_OBJECTIVE_. Copy every record below, exactly as written.
======== MATERIAL FOR THIS EXERCISE
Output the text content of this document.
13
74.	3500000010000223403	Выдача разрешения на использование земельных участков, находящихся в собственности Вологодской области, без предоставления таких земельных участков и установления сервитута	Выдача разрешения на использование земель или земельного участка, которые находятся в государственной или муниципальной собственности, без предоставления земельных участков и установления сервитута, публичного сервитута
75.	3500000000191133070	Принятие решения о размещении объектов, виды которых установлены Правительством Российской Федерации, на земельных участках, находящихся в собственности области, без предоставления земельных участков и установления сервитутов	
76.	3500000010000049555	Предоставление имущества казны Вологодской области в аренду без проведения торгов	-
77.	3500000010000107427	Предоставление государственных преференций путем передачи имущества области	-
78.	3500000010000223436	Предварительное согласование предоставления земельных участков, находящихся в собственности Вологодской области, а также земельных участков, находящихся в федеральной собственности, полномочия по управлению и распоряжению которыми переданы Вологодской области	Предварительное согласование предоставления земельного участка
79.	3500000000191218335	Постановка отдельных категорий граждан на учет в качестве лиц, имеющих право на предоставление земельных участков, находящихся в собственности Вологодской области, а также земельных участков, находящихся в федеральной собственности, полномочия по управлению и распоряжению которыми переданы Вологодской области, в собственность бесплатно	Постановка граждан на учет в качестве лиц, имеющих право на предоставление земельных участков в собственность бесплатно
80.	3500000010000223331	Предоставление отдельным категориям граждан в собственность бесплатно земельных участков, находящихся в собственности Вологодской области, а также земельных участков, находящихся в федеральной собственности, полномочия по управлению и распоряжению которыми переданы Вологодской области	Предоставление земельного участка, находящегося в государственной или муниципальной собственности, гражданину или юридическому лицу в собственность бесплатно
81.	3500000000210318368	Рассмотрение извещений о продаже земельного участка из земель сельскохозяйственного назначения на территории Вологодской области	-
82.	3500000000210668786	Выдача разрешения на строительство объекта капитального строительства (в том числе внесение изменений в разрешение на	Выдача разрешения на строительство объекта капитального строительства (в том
================
_RESULT_.
Output the text content of this document.
13
74.	3500000010000223403	Выдача разрешения на использование земельных участков, находящихся в собственности Вологодской области, без предоставления таких земельных участков и установления сервитута	Выдача разрешения на использование земель или земельного участка, которые находятся в государственной или муниципальной собственности, без предоставления земельных участков и установления сервитута, публичного сервитута
75.	3500000000191133070	Принятие решения о размещении объектов, виды которых установлены Правительством Российской Федерации, на земельных участках, находящихся в собственности области, без предоставления земельных участков и установления сервитутов	
76.	3500000010000049555	Предоставление имущества казны Вологодской области в аренду без проведения торгов	-
77.	3500000010000107427	Предоставление государственных преференций путем передачи имущества области	-
78.	3500000010000223436	Предварительное согласование предоставления земельных участков, находящихся в собственности Вологодской области, а также земельных участков, находящихся в федеральной собственности, полномочия по управлению и распоряжению которыми переданы Вологодской области	Предварительное согласование предоставления земельного участка
79.	3500000000191218335	Постановка отдельных категорий граждан на учет в качестве лиц, имеющих право на предоставление земельных участков, находящихся в собственности Вологодской области, а также земельных участков, находящихся в федеральной собственности, полномочия по управлению и распоряжению которыми переданы Вологодской области, в собственность бесплатно	Постановка граждан на учет в качестве лиц, имеющих право на предоставление земельных участков в собственность бесплатно
80.	3500000010000223331	Предоставление отдельным категориям граждан в собственность бесплатно земельных участков, находящихся в собственности Вологодской области, а также земельных участков, находящихся в федеральной собственности, полномочия по управлению и распоряжению которыми переданы Вологодской области	Предоставление земельного участка, находящегося в государственной или муниципальной собственности, гражданину или юридическому лицу в собственность бесплатно
81.	3500000000210318368	Рассмотрение извещений о продаже земельного участка из земель сельскохозяйственного назначения на территории Вологодской области	-
82.	3500000000210668786	Выдача разрешения на строительство объекта капитального строительства (в том числе внесение изменений в разрешение на	Выдача разрешения на строительство объекта капитального строительства (в том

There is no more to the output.